§ **OBJECTIVE**:
Every line in the listing is to be echoed verbatim.
** BEGIN AVAILABLE DATA **
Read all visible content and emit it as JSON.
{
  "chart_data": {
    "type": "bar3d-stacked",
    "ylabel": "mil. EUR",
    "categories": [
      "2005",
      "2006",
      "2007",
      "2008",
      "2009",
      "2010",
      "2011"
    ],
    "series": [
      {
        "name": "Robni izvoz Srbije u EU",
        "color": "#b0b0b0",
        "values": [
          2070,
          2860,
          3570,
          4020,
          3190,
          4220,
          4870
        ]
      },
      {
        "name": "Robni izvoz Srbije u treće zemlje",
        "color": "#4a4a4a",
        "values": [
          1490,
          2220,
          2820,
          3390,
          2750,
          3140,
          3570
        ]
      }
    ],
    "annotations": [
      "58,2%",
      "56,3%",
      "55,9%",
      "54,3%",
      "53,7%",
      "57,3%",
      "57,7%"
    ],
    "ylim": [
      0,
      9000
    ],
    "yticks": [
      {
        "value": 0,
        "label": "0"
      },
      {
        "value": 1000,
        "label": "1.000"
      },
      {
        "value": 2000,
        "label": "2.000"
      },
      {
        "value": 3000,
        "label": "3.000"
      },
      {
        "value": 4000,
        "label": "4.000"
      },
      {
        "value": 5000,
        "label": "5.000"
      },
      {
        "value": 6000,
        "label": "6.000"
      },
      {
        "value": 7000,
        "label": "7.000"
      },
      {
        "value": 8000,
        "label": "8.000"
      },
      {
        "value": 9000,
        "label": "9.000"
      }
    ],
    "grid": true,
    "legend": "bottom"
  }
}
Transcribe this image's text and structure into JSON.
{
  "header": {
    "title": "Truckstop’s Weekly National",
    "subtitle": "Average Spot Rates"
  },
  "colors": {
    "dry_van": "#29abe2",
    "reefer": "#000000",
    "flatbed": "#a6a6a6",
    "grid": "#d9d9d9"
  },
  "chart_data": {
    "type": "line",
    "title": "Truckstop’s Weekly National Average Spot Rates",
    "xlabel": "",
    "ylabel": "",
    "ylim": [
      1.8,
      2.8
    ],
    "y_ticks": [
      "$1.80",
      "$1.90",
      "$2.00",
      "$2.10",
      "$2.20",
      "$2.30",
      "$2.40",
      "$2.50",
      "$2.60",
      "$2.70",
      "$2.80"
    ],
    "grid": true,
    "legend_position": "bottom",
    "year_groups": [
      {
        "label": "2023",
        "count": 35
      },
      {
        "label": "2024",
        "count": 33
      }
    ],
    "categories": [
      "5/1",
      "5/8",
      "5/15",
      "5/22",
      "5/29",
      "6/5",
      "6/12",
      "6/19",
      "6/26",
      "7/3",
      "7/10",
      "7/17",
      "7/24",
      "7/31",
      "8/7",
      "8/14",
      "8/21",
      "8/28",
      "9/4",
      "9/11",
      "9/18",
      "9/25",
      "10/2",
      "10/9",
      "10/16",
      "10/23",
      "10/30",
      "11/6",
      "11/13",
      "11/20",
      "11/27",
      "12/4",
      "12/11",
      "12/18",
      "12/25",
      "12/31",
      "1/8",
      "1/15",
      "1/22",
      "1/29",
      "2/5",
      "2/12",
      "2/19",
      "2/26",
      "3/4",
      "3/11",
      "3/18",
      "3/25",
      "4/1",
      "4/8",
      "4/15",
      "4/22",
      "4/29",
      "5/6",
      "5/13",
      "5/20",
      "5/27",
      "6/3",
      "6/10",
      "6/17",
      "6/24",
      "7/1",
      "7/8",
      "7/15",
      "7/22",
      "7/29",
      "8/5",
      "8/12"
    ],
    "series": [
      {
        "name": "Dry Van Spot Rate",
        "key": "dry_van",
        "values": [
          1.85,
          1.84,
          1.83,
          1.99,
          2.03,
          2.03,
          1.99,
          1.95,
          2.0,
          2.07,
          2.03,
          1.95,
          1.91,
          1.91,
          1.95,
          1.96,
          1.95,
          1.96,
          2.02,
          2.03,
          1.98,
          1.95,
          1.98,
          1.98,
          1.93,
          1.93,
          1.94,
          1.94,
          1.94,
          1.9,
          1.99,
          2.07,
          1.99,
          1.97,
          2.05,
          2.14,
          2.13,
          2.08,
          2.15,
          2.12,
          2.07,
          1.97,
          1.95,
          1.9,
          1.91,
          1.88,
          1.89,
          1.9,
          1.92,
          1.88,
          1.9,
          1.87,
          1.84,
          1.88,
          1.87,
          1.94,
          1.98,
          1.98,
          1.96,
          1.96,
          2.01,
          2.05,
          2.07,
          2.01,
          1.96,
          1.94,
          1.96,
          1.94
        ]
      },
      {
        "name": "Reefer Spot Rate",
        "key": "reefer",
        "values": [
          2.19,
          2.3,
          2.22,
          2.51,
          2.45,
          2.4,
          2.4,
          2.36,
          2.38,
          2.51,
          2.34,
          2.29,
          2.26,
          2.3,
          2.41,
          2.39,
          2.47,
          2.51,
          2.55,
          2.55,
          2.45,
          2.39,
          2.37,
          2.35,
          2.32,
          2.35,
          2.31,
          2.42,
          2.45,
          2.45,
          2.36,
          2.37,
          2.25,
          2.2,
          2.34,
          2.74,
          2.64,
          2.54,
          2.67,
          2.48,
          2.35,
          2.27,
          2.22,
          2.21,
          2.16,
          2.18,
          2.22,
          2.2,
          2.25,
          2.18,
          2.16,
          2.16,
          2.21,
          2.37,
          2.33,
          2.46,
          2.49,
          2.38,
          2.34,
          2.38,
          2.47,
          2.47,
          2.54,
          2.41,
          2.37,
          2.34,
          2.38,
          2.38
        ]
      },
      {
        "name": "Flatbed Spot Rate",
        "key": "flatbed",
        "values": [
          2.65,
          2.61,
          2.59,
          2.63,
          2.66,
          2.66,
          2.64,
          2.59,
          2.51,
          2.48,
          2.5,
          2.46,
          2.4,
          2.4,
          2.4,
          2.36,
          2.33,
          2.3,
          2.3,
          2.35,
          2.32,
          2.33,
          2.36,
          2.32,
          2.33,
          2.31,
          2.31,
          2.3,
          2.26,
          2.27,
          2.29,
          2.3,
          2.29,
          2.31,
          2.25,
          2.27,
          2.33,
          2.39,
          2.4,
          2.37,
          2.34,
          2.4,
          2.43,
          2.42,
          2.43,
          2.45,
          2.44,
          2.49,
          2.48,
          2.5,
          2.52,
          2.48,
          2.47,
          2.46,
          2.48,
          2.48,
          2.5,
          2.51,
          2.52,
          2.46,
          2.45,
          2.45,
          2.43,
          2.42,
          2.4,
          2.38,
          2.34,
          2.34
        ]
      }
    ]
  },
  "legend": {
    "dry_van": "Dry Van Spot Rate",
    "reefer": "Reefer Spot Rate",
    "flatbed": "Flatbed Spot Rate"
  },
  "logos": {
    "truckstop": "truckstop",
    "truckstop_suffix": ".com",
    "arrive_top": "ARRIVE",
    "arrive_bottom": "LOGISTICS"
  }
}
** END AVAILABLE DATA **
§ **REPLY TO THE EXERCISE**:
Read all visible content and emit it as JSON.
{
  "chart_data": {
    "type": "bar3d-stacked",
    "ylabel": "mil. EUR",
    "categories": [
      "2005",
      "2006",
      "2007",
      "2008",
      "2009",
      "2010",
      "2011"
    ],
    "series": [
      {
        "name": "Robni izvoz Srbije u EU",
        "color": "#b0b0b0",
        "values": [
          2070,
          2860,
          3570,
          4020,
          3190,
          4220,
          4870
        ]
      },
      {
        "name": "Robni izvoz Srbije u treće zemlje",
        "color": "#4a4a4a",
        "values": [
          1490,
          2220,
          2820,
          3390,
          2750,
          3140,
          3570
        ]
      }
    ],
    "annotations": [
      "58,2%",
      "56,3%",
      "55,9%",
      "54,3%",
      "53,7%",
      "57,3%",
      "57,7%"
    ],
    "ylim": [
      0,
      9000
    ],
    "yticks": [
      {
        "value": 0,
        "label": "0"
      },
      {
        "value": 1000,
        "label": "1.000"
      },
      {
        "value": 2000,
        "label": "2.000"
      },
      {
        "value": 3000,
        "label": "3.000"
      },
      {
        "value": 4000,
        "label": "4.000"
      },
      {
        "value": 5000,
        "label": "5.000"
      },
      {
        "value": 6000,
        "label": "6.000"
      },
      {
        "value": 7000,
        "label": "7.000"
      },
      {
        "value": 8000,
        "label": "8.000"
      },
      {
        "value": 9000,
        "label": "9.000"
      }
    ],
    "grid": true,
    "legend": "bottom"
  }
}
Transcribe this image's text and structure into JSON.
{
  "header": {
    "title": "Truckstop’s Weekly National",
    "subtitle": "Average Spot Rates"
  },
  "colors": {
    "dry_van": "#29abe2",
    "reefer": "#000000",
    "flatbed": "#a6a6a6",
    "grid": "#d9d9d9"
  },
  "chart_data": {
    "type": "line",
    "title": "Truckstop’s Weekly National Average Spot Rates",
    "xlabel": "",
    "ylabel": "",
    "ylim": [
      1.8,
      2.8
    ],
    "y_ticks": [
      "$1.80",
      "$1.90",
      "$2.00",
      "$2.10",
      "$2.20",
      "$2.30",
      "$2.40",
      "$2.50",
      "$2.60",
      "$2.70",
      "$2.80"
    ],
    "grid": true,
    "legend_position": "bottom",
    "year_groups": [
      {
        "label": "2023",
        "count": 35
      },
      {
        "label": "2024",
        "count": 33
      }
    ],
    "categories": [
      "5/1",
      "5/8",
      "5/15",
      "5/22",
      "5/29",
      "6/5",
      "6/12",
      "6/19",
      "6/26",
      "7/3",
      "7/10",
      "7/17",
      "7/24",
      "7/31",
      "8/7",
      "8/14",
      "8/21",
      "8/28",
      "9/4",
      "9/11",
      "9/18",
      "9/25",
      "10/2",
      "10/9",
      "10/16",
      "10/23",
      "10/30",
      "11/6",
      "11/13",
      "11/20",
      "11/27",
      "12/4",
      "12/11",
      "12/18",
      "12/25",
      "12/31",
      "1/8",
      "1/15",
      "1/22",
      "1/29",
      "2/5",
      "2/12",
      "2/19",
      "2/26",
      "3/4",
      "3/11",
      "3/18",
      "3/25",
      "4/1",
      "4/8",
      "4/15",
      "4/22",
      "4/29",
      "5/6",
      "5/13",
      "5/20",
      "5/27",
      "6/3",
      "6/10",
      "6/17",
      "6/24",
      "7/1",
      "7/8",
      "7/15",
      "7/22",
      "7/29",
      "8/5",
      "8/12"
    ],
    "series": [
      {
        "name": "Dry Van Spot Rate",
        "key": "dry_van",
        "values": [
          1.85,
          1.84,
          1.83,
          1.99,
          2.03,
          2.03,
          1.99,
          1.95,
          2.0,
          2.07,
          2.03,
          1.95,
          1.91,
          1.91,
          1.95,
          1.96,
          1.95,
          1.96,
          2.02,
          2.03,
          1.98,
          1.95,
          1.98,
          1.98,
          1.93,
          1.93,
          1.94,
          1.94,
          1.94,
          1.9,
          1.99,
          2.07,
          1.99,
          1.97,
          2.05,
          2.14,
          2.13,
          2.08,
          2.15,
          2.12,
          2.07,
          1.97,
          1.95,
          1.9,
          1.91,
          1.88,
          1.89,
          1.9,
          1.92,
          1.88,
          1.9,
          1.87,
          1.84,
          1.88,
          1.87,
          1.94,
          1.98,
          1.98,
          1.96,
          1.96,
          2.01,
          2.05,
          2.07,
          2.01,
          1.96,
          1.94,
          1.96,
          1.94
        ]
      },
      {
        "name": "Reefer Spot Rate",
        "key": "reefer",
        "values": [
          2.19,
          2.3,
          2.22,
          2.51,
          2.45,
          2.4,
          2.4,
          2.36,
          2.38,
          2.51,
          2.34,
          2.29,
          2.26,
          2.3,
          2.41,
          2.39,
          2.47,
          2.51,
          2.55,
          2.55,
          2.45,
          2.39,
          2.37,
          2.35,
          2.32,
          2.35,
          2.31,
          2.42,
          2.45,
          2.45,
          2.36,
          2.37,
          2.25,
          2.2,
          2.34,
          2.74,
          2.64,
          2.54,
          2.67,
          2.48,
          2.35,
          2.27,
          2.22,
          2.21,
          2.16,
          2.18,
          2.22,
          2.2,
          2.25,
          2.18,
          2.16,
          2.16,
          2.21,
          2.37,
          2.33,
          2.46,
          2.49,
          2.38,
          2.34,
          2.38,
          2.47,
          2.47,
          2.54,
          2.41,
          2.37,
          2.34,
          2.38,
          2.38
        ]
      },
      {
        "name": "Flatbed Spot Rate",
        "key": "flatbed",
        "values": [
          2.65,
          2.61,
          2.59,
          2.63,
          2.66,
          2.66,
          2.64,
          2.59,
          2.51,
          2.48,
          2.5,
          2.46,
          2.4,
          2.4,
          2.4,
          2.36,
          2.33,
          2.3,
          2.3,
          2.35,
          2.32,
          2.33,
          2.36,
          2.32,
          2.33,
          2.31,
          2.31,
          2.3,
          2.26,
          2.27,
          2.29,
          2.3,
          2.29,
          2.31,
          2.25,
          2.27,
          2.33,
          2.39,
          2.4,
          2.37,
          2.34,
          2.4,
          2.43,
          2.42,
          2.43,
          2.45,
          2.44,
          2.49,
          2.48,
          2.5,
          2.52,
          2.48,
          2.47,
          2.46,
          2.48,
          2.48,
          2.5,
          2.51,
          2.52,
          2.46,
          2.45,
          2.45,
          2.43,
          2.42,
          2.4,
          2.38,
          2.34,
          2.34
        ]
      }
    ]
  },
  "legend": {
    "dry_van": "Dry Van Spot Rate",
    "reefer": "Reefer Spot Rate",
    "flatbed": "Flatbed Spot Rate"
  },
  "logos": {
    "truckstop": "truckstop",
    "truckstop_suffix": ".com",
    "arrive_top": "ARRIVE",
    "arrive_bottom": "LOGISTICS"
  }
}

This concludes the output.